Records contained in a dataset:
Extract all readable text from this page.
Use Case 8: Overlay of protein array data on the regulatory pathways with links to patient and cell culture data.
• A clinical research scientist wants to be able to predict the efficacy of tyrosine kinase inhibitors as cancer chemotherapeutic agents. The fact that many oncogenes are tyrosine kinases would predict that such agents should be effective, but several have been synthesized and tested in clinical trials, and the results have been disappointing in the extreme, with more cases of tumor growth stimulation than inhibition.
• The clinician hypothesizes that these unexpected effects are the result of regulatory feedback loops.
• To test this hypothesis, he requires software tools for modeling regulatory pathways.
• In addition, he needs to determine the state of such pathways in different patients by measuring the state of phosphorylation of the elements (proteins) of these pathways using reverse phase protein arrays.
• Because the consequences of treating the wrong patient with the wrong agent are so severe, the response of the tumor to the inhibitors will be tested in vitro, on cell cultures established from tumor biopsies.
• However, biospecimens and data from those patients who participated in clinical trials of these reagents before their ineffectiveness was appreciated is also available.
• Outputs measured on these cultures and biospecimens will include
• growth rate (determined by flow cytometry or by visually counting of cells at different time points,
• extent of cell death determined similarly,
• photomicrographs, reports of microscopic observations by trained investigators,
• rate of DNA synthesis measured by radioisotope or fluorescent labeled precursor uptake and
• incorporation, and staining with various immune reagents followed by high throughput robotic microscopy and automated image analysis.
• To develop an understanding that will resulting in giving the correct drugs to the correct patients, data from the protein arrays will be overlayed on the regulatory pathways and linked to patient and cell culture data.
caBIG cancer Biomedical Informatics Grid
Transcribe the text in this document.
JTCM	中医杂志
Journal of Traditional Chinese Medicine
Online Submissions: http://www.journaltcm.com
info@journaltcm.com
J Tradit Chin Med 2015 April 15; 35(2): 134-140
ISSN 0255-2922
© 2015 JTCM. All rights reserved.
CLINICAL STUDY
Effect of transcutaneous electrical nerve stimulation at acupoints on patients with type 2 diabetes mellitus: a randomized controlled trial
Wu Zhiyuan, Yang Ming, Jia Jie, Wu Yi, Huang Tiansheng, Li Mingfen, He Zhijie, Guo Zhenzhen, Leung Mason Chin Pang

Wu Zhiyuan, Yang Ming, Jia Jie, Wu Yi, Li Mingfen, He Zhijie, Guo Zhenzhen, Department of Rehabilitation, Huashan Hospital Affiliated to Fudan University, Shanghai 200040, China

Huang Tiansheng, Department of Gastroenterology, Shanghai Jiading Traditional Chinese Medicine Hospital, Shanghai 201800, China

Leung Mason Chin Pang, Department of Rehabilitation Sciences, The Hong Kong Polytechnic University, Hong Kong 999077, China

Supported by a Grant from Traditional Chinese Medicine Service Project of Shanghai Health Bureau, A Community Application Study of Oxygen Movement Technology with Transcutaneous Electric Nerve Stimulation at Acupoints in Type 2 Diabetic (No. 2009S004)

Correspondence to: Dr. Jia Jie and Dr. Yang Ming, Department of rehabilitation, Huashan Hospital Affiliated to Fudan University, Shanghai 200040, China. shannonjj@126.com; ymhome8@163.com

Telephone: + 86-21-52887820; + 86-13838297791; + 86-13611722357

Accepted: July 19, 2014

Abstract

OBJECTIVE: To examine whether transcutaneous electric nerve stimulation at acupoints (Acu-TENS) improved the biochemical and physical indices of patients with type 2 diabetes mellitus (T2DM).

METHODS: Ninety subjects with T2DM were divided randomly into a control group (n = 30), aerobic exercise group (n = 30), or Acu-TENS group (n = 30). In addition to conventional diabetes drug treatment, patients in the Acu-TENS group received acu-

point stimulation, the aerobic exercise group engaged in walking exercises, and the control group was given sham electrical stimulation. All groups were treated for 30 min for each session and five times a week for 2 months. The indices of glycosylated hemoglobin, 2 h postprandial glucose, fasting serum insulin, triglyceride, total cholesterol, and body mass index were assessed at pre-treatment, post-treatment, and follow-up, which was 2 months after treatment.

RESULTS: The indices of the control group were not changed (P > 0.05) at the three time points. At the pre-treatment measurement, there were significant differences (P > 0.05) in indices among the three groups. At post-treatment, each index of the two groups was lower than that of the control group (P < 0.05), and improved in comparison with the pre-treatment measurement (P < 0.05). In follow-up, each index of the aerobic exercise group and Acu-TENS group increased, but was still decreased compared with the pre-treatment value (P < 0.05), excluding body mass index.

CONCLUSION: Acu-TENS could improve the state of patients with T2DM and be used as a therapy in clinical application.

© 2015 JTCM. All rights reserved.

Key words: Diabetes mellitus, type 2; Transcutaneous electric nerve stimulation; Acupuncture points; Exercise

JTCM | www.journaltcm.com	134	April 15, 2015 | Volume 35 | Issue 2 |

» Exercise details: The expected output is each line of the records above that includes the word "Traditional".

» Solution for this task:
Journal of Traditional Chinese Medicine
Huang Tiansheng, Department of Gastroenterology, Shanghai Jiading Traditional Chinese Medicine Hospital, Shanghai 201800, China
Supported by a Grant from Traditional Chinese Medicine Service Project of Shanghai Health Bureau, A Community Application Study of Oxygen Movement Technology with Transcutaneous Electric Nerve Stimulation at Acupoints in Type 2 Diabetic (No. 2009S004)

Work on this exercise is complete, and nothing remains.